Each line that holds the word "coil" is to be identified and copied.
[Begin Records for this exercise]
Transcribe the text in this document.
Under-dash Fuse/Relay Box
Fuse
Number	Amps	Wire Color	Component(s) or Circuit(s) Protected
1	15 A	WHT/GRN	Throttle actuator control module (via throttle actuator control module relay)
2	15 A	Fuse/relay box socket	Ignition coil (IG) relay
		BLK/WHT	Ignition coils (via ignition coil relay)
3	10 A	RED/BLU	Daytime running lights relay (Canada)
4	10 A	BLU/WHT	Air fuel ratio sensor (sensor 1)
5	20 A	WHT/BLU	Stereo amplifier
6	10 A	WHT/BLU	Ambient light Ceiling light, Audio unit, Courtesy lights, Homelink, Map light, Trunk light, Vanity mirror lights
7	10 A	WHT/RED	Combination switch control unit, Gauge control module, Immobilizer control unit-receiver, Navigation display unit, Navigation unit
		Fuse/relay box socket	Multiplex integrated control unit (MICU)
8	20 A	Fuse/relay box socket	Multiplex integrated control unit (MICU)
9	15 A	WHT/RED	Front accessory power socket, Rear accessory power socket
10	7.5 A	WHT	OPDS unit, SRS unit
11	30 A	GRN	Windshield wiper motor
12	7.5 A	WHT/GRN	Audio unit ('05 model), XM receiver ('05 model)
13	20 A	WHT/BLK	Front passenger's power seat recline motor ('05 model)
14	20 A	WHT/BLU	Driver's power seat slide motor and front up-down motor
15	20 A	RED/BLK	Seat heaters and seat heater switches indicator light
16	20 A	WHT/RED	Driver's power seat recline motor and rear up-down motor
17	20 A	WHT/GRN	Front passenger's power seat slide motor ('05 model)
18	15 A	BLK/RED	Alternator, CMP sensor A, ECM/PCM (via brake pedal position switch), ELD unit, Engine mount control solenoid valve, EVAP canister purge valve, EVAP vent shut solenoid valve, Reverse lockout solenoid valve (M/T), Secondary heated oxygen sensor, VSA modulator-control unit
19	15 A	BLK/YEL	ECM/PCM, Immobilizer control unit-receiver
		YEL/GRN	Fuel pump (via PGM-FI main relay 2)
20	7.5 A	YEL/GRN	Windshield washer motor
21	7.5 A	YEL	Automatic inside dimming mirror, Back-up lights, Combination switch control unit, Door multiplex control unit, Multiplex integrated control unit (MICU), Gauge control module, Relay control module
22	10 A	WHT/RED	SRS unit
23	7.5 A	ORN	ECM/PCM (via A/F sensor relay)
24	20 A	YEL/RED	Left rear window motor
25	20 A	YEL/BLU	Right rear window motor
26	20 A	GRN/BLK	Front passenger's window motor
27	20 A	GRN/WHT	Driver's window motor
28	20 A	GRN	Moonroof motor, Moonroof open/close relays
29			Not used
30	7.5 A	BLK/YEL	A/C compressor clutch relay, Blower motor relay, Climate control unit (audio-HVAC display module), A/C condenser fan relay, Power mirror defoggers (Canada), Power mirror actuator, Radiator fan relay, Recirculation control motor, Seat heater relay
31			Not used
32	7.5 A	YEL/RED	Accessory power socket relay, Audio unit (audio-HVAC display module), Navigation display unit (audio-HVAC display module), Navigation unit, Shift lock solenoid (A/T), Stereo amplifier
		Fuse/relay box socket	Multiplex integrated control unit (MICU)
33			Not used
[End Records for this exercise]
[Begin Records for this exercise]
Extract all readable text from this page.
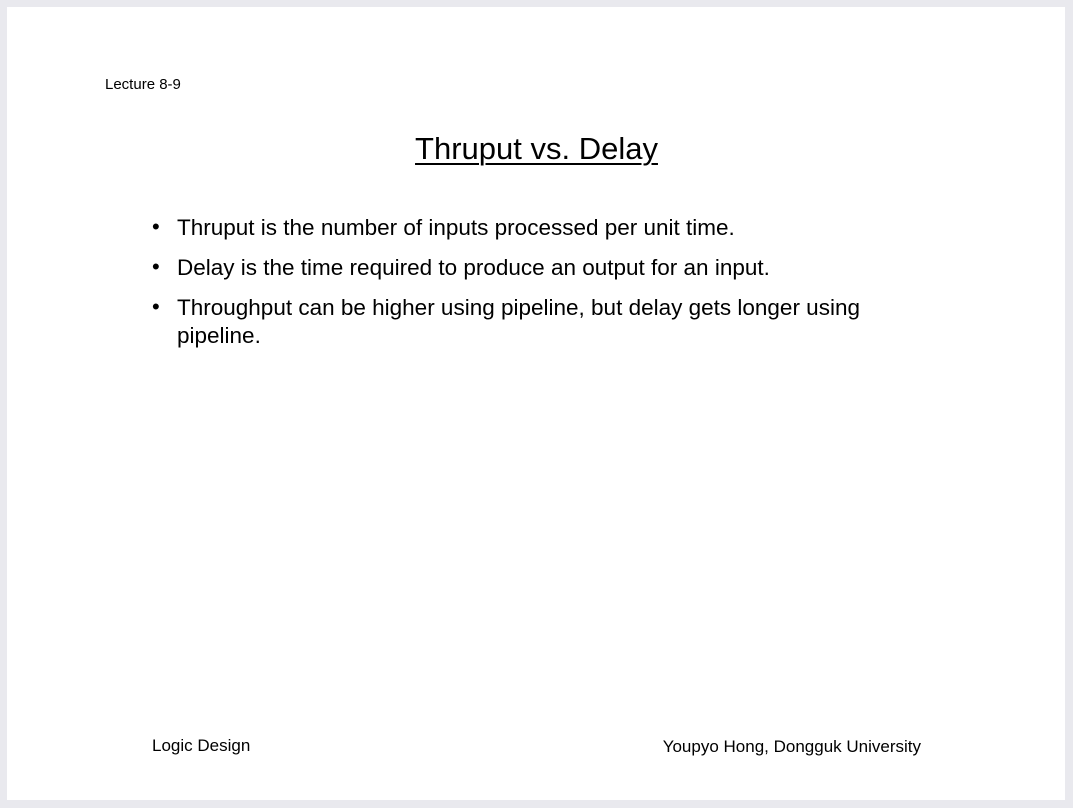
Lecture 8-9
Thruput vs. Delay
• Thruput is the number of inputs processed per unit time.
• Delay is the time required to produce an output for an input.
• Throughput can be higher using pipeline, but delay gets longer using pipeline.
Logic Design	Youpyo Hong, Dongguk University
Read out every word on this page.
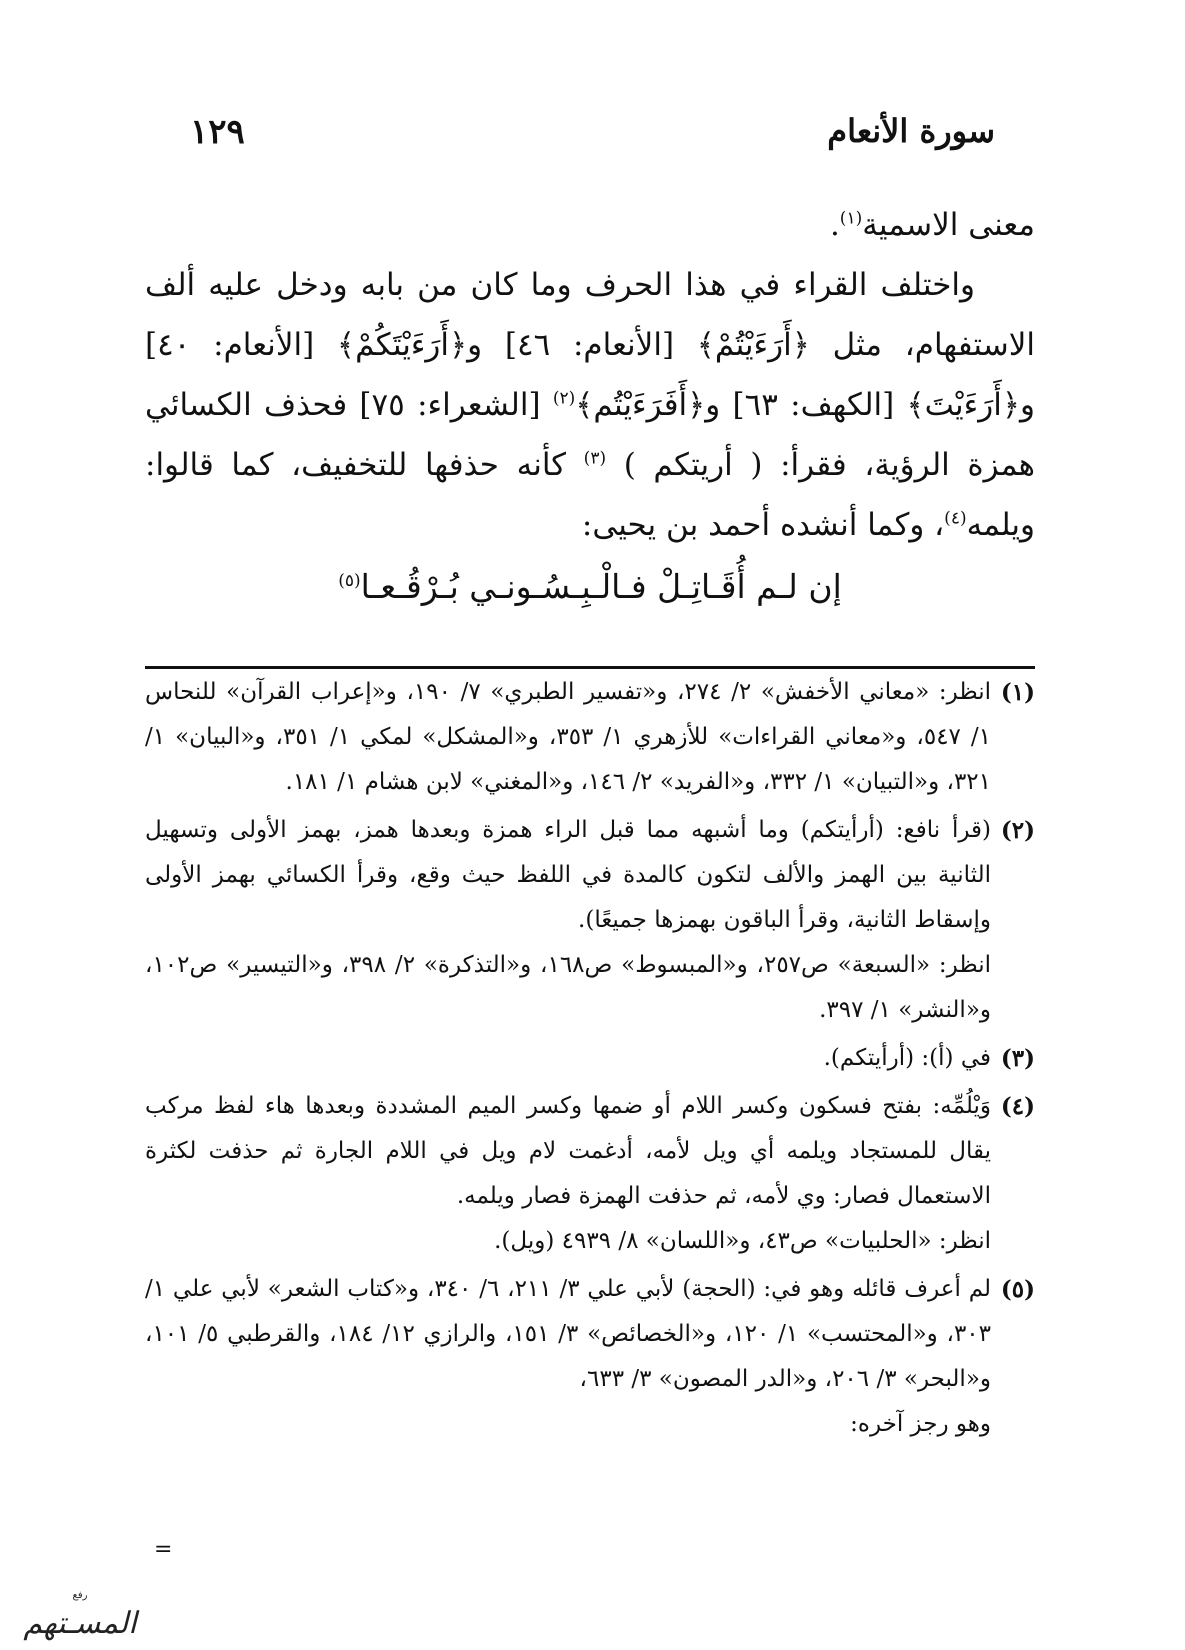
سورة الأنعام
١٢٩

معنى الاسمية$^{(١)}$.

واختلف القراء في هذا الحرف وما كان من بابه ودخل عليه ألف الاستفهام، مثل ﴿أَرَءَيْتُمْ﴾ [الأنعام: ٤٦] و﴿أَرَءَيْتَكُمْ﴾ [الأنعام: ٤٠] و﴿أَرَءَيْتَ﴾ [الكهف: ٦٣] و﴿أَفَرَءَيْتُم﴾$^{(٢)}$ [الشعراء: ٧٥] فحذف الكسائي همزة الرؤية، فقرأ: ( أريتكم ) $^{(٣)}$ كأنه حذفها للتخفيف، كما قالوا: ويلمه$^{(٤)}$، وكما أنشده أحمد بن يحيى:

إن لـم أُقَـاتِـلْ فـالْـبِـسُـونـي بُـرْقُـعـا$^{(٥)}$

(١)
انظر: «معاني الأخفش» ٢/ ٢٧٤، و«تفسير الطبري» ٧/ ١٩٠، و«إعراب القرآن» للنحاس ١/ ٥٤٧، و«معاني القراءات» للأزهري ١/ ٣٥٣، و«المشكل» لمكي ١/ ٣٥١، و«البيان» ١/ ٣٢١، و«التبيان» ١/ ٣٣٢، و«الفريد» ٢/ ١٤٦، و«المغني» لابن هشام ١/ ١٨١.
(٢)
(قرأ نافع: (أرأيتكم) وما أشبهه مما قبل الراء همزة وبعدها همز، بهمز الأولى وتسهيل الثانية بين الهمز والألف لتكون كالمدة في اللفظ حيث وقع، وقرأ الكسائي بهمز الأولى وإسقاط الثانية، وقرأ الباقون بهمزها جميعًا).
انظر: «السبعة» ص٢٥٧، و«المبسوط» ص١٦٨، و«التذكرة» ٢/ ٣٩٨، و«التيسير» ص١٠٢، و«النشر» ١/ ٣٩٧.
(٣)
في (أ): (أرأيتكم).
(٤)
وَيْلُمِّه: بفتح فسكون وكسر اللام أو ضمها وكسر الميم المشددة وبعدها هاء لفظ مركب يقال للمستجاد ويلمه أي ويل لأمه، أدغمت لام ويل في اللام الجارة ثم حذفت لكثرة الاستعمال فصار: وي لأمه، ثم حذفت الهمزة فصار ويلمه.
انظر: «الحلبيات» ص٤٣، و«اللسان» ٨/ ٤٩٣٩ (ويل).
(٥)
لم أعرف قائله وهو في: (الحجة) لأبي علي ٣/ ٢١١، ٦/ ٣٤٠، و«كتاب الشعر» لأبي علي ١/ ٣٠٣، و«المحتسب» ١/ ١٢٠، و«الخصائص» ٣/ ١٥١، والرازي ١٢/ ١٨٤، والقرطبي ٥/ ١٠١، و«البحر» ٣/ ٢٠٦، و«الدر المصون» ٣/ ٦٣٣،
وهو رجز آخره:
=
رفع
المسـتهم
[End Records for this exercise]
[Begin Records for this exercise]
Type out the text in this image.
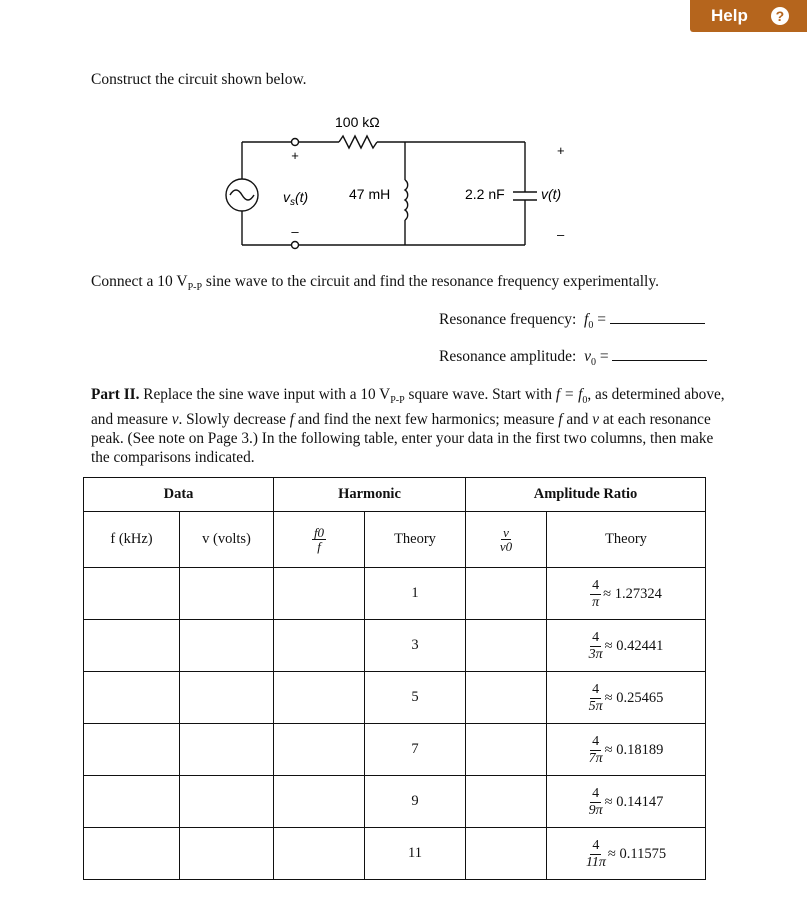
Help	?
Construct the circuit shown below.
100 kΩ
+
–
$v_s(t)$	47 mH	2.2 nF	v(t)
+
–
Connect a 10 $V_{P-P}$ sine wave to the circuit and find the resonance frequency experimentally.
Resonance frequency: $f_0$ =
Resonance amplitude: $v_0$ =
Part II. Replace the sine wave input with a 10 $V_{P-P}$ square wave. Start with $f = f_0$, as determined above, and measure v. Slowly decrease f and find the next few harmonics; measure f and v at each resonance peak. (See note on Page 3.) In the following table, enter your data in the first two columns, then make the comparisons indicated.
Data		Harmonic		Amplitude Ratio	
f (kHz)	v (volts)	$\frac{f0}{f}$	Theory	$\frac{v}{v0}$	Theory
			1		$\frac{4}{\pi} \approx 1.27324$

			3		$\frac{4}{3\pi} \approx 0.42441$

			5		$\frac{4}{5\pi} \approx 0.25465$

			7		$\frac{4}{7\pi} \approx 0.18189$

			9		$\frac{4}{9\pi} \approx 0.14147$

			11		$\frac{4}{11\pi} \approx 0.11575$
[End Records for this exercise]
### Full response
2	15 A	Fuse/relay box socket	Ignition coil (IG) relay
		BLK/WHT	Ignition coils (via ignition coil relay)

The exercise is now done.